#### SUPPLIED ENTRIES
"""

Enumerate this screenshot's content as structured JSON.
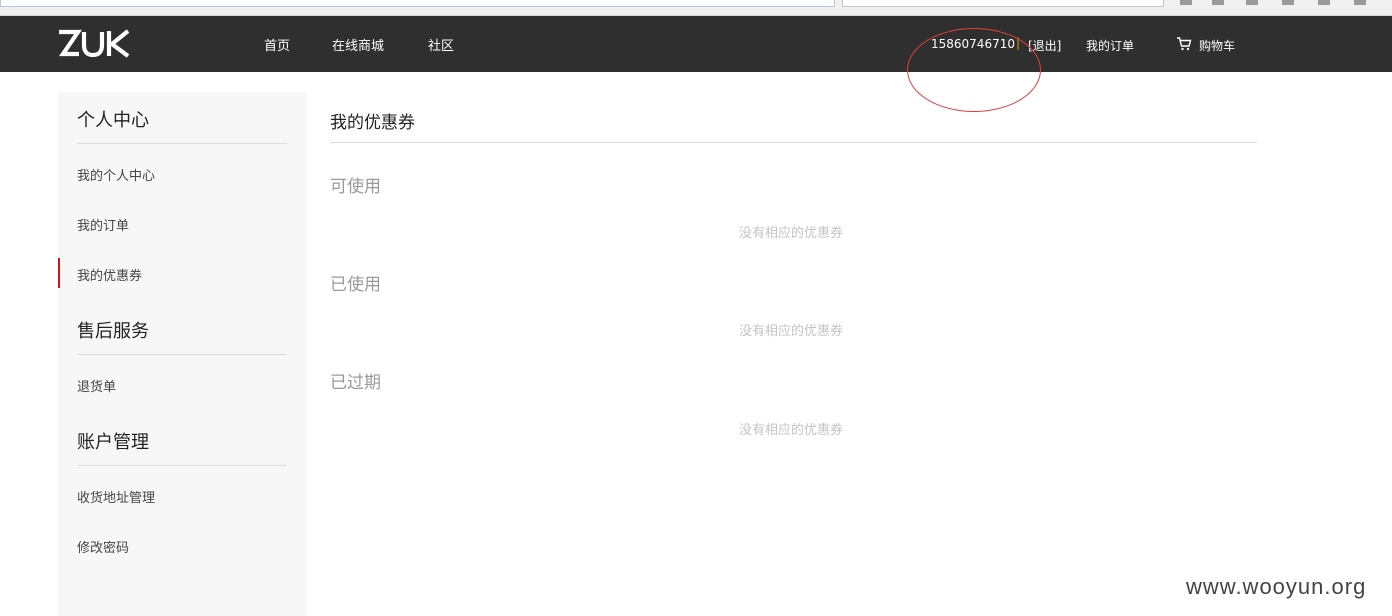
{
  "header": {
    "logo_text": "ZUK",
    "nav": [
      "首页",
      "在线商城",
      "社区"
    ],
    "user_id": "15860746710",
    "separator": "|",
    "logout": "[退出]",
    "orders": "我的订单",
    "cart": "购物车"
  },
  "sidebar": {
    "personal_heading": "个人中心",
    "personal_items": [
      "我的个人中心",
      "我的订单",
      "我的优惠券"
    ],
    "aftersale_heading": "售后服务",
    "aftersale_items": [
      "退货单"
    ],
    "account_heading": "账户管理",
    "account_items": [
      "收货地址管理",
      "修改密码"
    ]
  },
  "main": {
    "title": "我的优惠券",
    "sections": [
      {
        "title": "可使用",
        "empty": "没有相应的优惠券"
      },
      {
        "title": "已使用",
        "empty": "没有相应的优惠券"
      },
      {
        "title": "已过期",
        "empty": "没有相应的优惠券"
      }
    ]
  },
  "watermark": "www.wooyun.org",
  "colors": {
    "topbar": "#2f2f2f",
    "active_indicator": "#c8161d",
    "annotation": "#e0403c"
  }
}
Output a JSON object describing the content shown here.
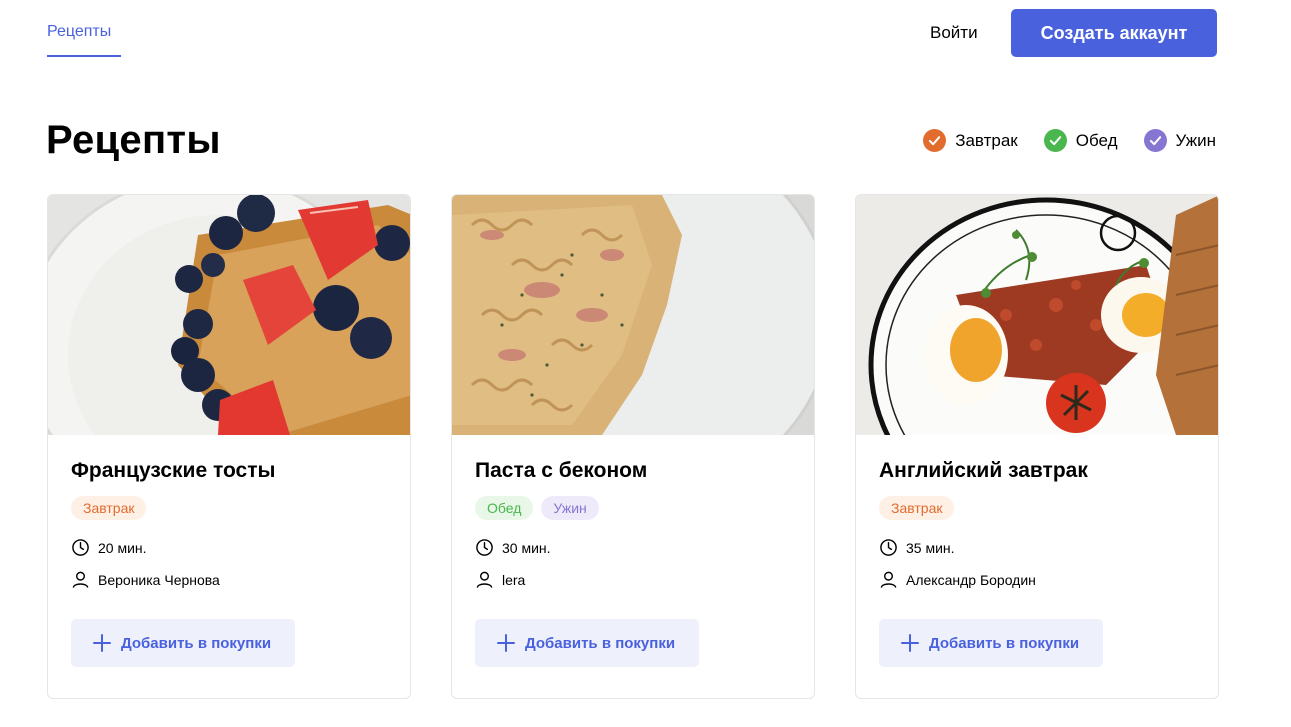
{
  "header": {
    "nav_recipes": "Рецепты",
    "login": "Войти",
    "signup": "Создать аккаунт",
    "accent_color": "#4a61dd"
  },
  "page_title": "Рецепты",
  "filters": [
    {
      "label": "Завтрак",
      "color": "#e26c2d",
      "checked": true
    },
    {
      "label": "Обед",
      "color": "#49b64e",
      "checked": true
    },
    {
      "label": "Ужин",
      "color": "#8775d2",
      "checked": true
    }
  ],
  "cards": [
    {
      "title": "Французские тосты",
      "tags": [
        "Завтрак"
      ],
      "time": "20 мин.",
      "author": "Вероника Чернова",
      "button": "Добавить в покупки"
    },
    {
      "title": "Паста с беконом",
      "tags": [
        "Обед",
        "Ужин"
      ],
      "time": "30 мин.",
      "author": "lera",
      "button": "Добавить в покупки"
    },
    {
      "title": "Английский завтрак",
      "tags": [
        "Завтрак"
      ],
      "time": "35 мин.",
      "author": "Александр Бородин",
      "button": "Добавить в покупки"
    }
  ]
}
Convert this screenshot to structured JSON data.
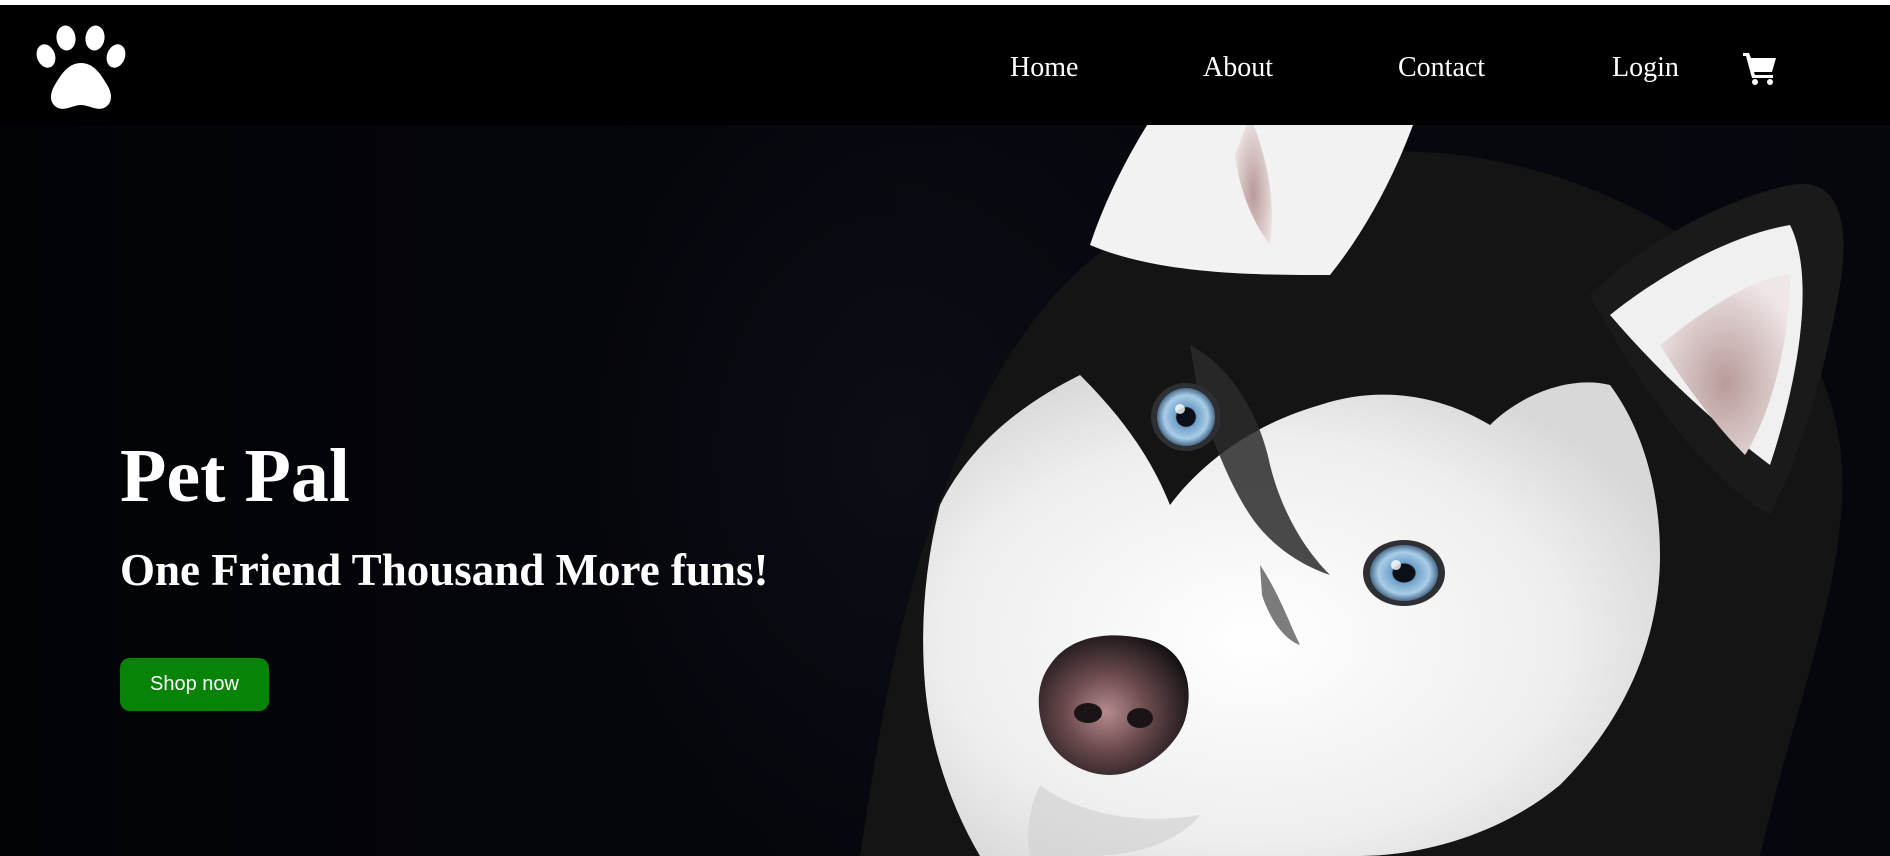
{
  "navbar": {
    "logo_icon": "paw-icon",
    "links": [
      {
        "label": "Home"
      },
      {
        "label": "About"
      },
      {
        "label": "Contact"
      },
      {
        "label": "Login"
      }
    ],
    "cart_icon": "shopping-cart-icon"
  },
  "hero": {
    "title": "Pet Pal",
    "tagline": "One Friend Thousand More funs!",
    "button_label": "Shop now",
    "image_icon": "husky-dog-photo"
  },
  "colors": {
    "navbar_background": "#000000",
    "hero_background": "#05060c",
    "text": "#ffffff",
    "button_background": "#078307",
    "dog_eye": "#a9cde8"
  }
}
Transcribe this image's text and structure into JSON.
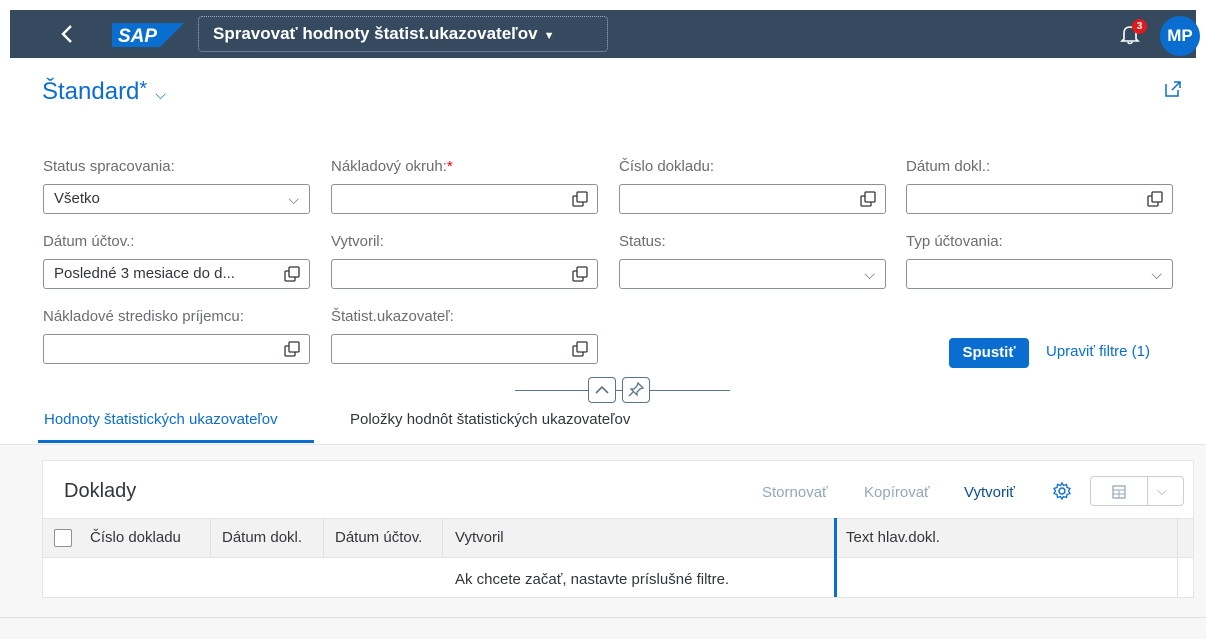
{
  "shell": {
    "back_icon": "chevron-left-icon",
    "logo_text": "SAP",
    "app_title": "Spravovať hodnoty štatist.ukazovateľov",
    "notification_count": "3",
    "avatar_initials": "MP",
    "colors": {
      "bar": "#354a5f",
      "logo": "#0a6ed1",
      "avatar": "#0a6ed1",
      "badge": "#e31a1a"
    }
  },
  "variant": {
    "name": "Štandard",
    "modified_marker": "*"
  },
  "filters": {
    "status_spracovania": {
      "label": "Status spracovania:",
      "value": "Všetko"
    },
    "nakladovy_okruh": {
      "label": "Nákladový okruh:",
      "required_marker": "*",
      "value": ""
    },
    "cislo_dokladu": {
      "label": "Číslo dokladu:",
      "value": ""
    },
    "datum_dokl": {
      "label": "Dátum dokl.:",
      "value": ""
    },
    "datum_uctov": {
      "label": "Dátum účtov.:",
      "value": "Posledné 3 mesiace do d..."
    },
    "vytvoril": {
      "label": "Vytvoril:",
      "value": ""
    },
    "status": {
      "label": "Status:",
      "value": ""
    },
    "typ_uctovania": {
      "label": "Typ účtovania:",
      "value": ""
    },
    "nakladove_stredisko": {
      "label": "Nákladové stredisko príjemcu:",
      "value": ""
    },
    "statist_ukazovatel": {
      "label": "Štatist.ukazovateľ:",
      "value": ""
    },
    "go_label": "Spustiť",
    "adapt_label": "Upraviť filtre (1)"
  },
  "tabs": [
    {
      "label": "Hodnoty štatistických ukazovateľov",
      "selected": true
    },
    {
      "label": "Položky hodnôt štatistických ukazovateľov",
      "selected": false
    }
  ],
  "table": {
    "title": "Doklady",
    "toolbar": {
      "cancel": "Stornovať",
      "copy": "Kopírovať",
      "create": "Vytvoriť"
    },
    "columns": [
      "Číslo dokladu",
      "Dátum dokl.",
      "Dátum účtov.",
      "Vytvoril",
      "Text hlav.dokl."
    ],
    "no_data_text": "Ak chcete začať, nastavte príslušné filtre."
  }
}
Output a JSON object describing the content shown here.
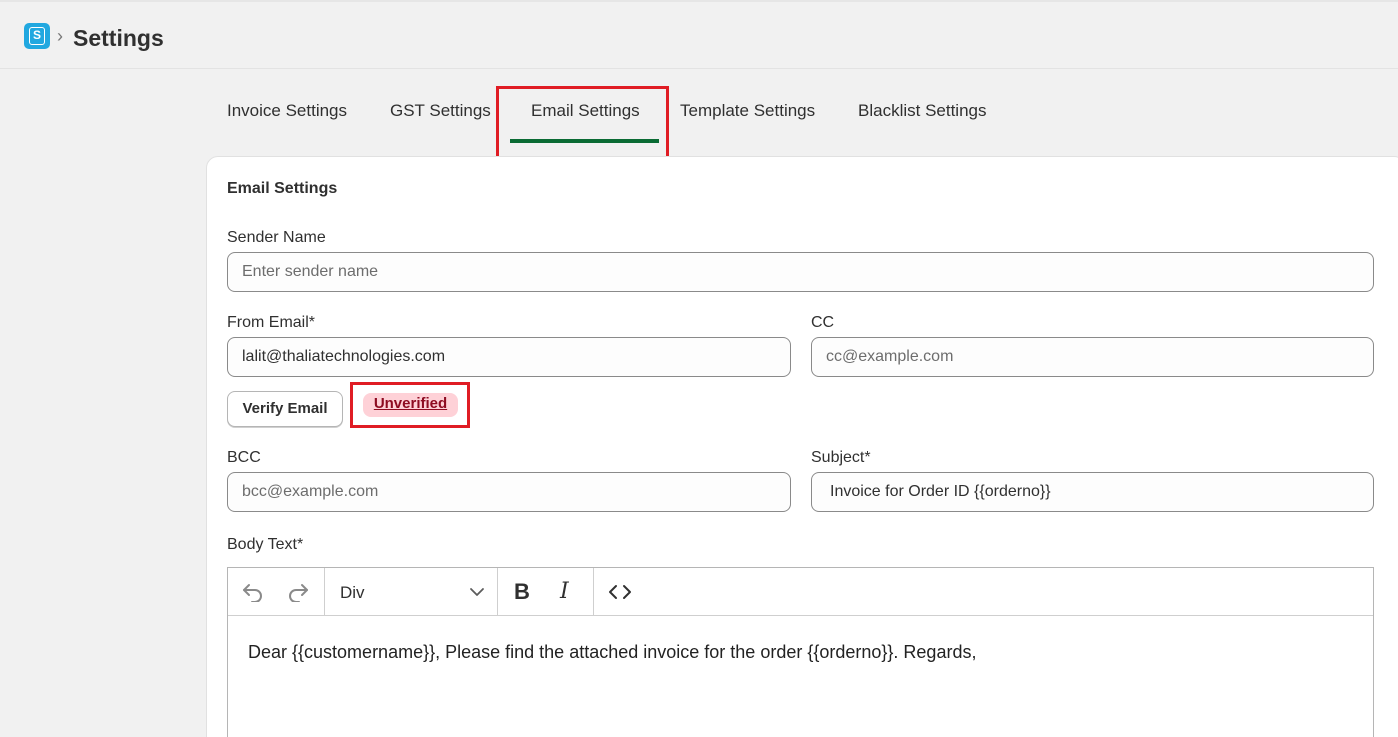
{
  "header": {
    "title": "Settings",
    "breadcrumb_sep": "›"
  },
  "tabs": [
    {
      "label": "Invoice Settings",
      "active": false
    },
    {
      "label": "GST Settings",
      "active": false
    },
    {
      "label": "Email Settings",
      "active": true
    },
    {
      "label": "Template Settings",
      "active": false
    },
    {
      "label": "Blacklist Settings",
      "active": false
    }
  ],
  "form": {
    "section_title": "Email Settings",
    "sender_name": {
      "label": "Sender Name",
      "value": "",
      "placeholder": "Enter sender name"
    },
    "from_email": {
      "label": "From Email*",
      "value": "lalit@thaliatechnologies.com",
      "placeholder": ""
    },
    "cc": {
      "label": "CC",
      "value": "",
      "placeholder": "cc@example.com"
    },
    "verify_label": "Verify Email",
    "status_badge": "Unverified",
    "bcc": {
      "label": "BCC",
      "value": "",
      "placeholder": "bcc@example.com"
    },
    "subject": {
      "label": "Subject*",
      "value": "Invoice for Order ID {{orderno}}",
      "placeholder": ""
    },
    "body": {
      "label": "Body Text*",
      "block_format": "Div",
      "bold_glyph": "B",
      "italic_glyph": "I",
      "content": "Dear {{customername}}, Please find the attached invoice for the order {{orderno}}. Regards,"
    }
  },
  "colors": {
    "accent": "#0a6b34",
    "highlight": "#e01c24",
    "badge_bg": "#fed1d7",
    "badge_text": "#8e0b21",
    "logo": "#21a8e0"
  }
}
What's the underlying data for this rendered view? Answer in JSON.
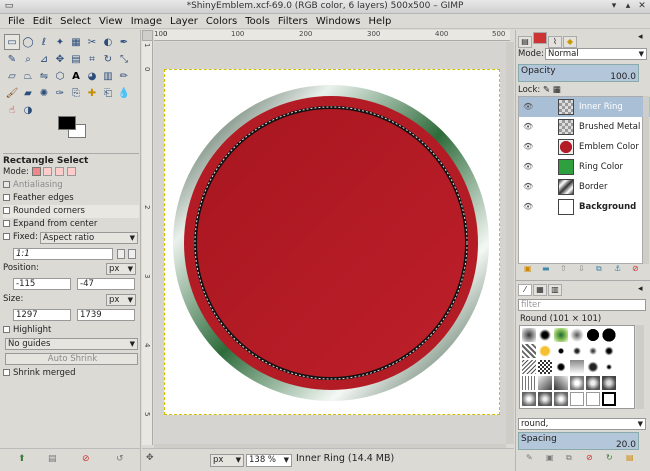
{
  "window": {
    "title": "*ShinyEmblem.xcf-69.0 (RGB color, 6 layers) 500x500 – GIMP"
  },
  "menu": [
    "File",
    "Edit",
    "Select",
    "View",
    "Image",
    "Layer",
    "Colors",
    "Tools",
    "Filters",
    "Windows",
    "Help"
  ],
  "tool_options": {
    "title": "Rectangle Select",
    "mode_label": "Mode:",
    "antialiasing": "Antialiasing",
    "feather_edges": "Feather edges",
    "rounded_corners": "Rounded corners",
    "expand_from_center": "Expand from center",
    "fixed_label": "Fixed:",
    "fixed_value": "Aspect ratio",
    "ratio_value": "1:1",
    "position_label": "Position:",
    "position_unit": "px",
    "position_x": "-115",
    "position_y": "-47",
    "size_label": "Size:",
    "size_unit": "px",
    "size_w": "1297",
    "size_h": "1739",
    "highlight": "Highlight",
    "guides_value": "No guides",
    "auto_shrink": "Auto Shrink",
    "shrink_merged": "Shrink merged"
  },
  "rulers": {
    "h": [
      "100",
      "0",
      "100",
      "200",
      "300",
      "400",
      "500",
      "600"
    ],
    "v": [
      "1",
      "0",
      "2",
      "3",
      "4",
      "5"
    ]
  },
  "statusbar": {
    "unit": "px",
    "zoom": "138 %",
    "message": "Inner Ring (14.4 MB)"
  },
  "layers_panel": {
    "mode_label": "Mode:",
    "mode_value": "Normal",
    "opacity_label": "Opacity",
    "opacity_value": "100.0",
    "lock_label": "Lock:",
    "layers": [
      {
        "name": "Inner Ring"
      },
      {
        "name": "Brushed Metal"
      },
      {
        "name": "Emblem Color"
      },
      {
        "name": "Ring Color"
      },
      {
        "name": "Border"
      },
      {
        "name": "Background"
      }
    ]
  },
  "brushes_panel": {
    "filter_placeholder": "filter",
    "brush_title": "Round (101 × 101)",
    "tag_value": "round,",
    "spacing_label": "Spacing",
    "spacing_value": "20.0"
  },
  "colors": {
    "emblem_red": "#b31b25",
    "ring_green": "#2d6b3a",
    "selection": "#d8d800",
    "fg": "#000000",
    "bg": "#ffffff"
  }
}
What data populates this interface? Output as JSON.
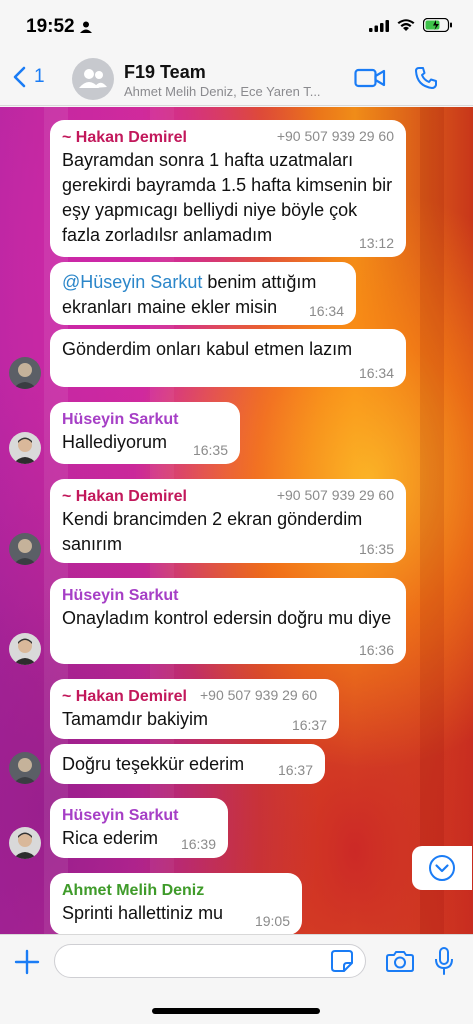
{
  "status_bar": {
    "time": "19:52"
  },
  "header": {
    "back_count": "1",
    "title": "F19 Team",
    "subtitle": "Ahmet Melih Deniz, Ece Yaren T..."
  },
  "messages": [
    {
      "sender": "~ Hakan Demirel",
      "phone": "+90 507 939 29 60",
      "text": "Bayramdan sonra 1 hafta uzatmaları gerekirdi bayramda 1.5 hafta kimsenin bir eşy yapmıcagı belliydi niye böyle çok fazla zorladılsr anlamadım",
      "time": "13:12"
    },
    {
      "mention": "@Hüseyin Sarkut",
      "text": " benim attığım ekranları maine ekler misin",
      "time": "16:34"
    },
    {
      "text": "Gönderdim onları kabul etmen lazım",
      "time": "16:34"
    },
    {
      "sender": "Hüseyin Sarkut",
      "text": "Hallediyorum",
      "time": "16:35"
    },
    {
      "sender": "~ Hakan Demirel",
      "phone": "+90 507 939 29 60",
      "text": "Kendi brancimden 2 ekran gönderdim sanırım",
      "time": "16:35"
    },
    {
      "sender": "Hüseyin Sarkut",
      "text": "Onayladım kontrol edersin doğru mu diye",
      "time": "16:36"
    },
    {
      "sender": "~ Hakan Demirel",
      "phone": "+90 507 939 29 60",
      "text": "Tamamdır bakiyim",
      "time": "16:37"
    },
    {
      "text": "Doğru teşekkür ederim",
      "time": "16:37"
    },
    {
      "sender": "Hüseyin Sarkut",
      "text": "Rica ederim",
      "time": "16:39"
    },
    {
      "sender": "Ahmet Melih Deniz",
      "text": "Sprinti hallettiniz mu",
      "time": "19:05"
    }
  ],
  "colors": {
    "hakan": "#c2185b",
    "huseyin": "#a63fc6",
    "ahmet": "#3f9b2a",
    "accent": "#1a7cf5"
  },
  "icons": [
    "person-icon",
    "signal-icon",
    "wifi-icon",
    "battery-icon",
    "chevron-left-icon",
    "group-icon",
    "video-icon",
    "phone-icon",
    "chevron-down-icon",
    "plus-icon",
    "sticker-icon",
    "camera-icon",
    "mic-icon"
  ],
  "input": {
    "placeholder": ""
  }
}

"""

Look through the material above and pick out each line holding the word "cart".

    "cart": "购物车"
    "cart_icon": "shopping-cart-icon"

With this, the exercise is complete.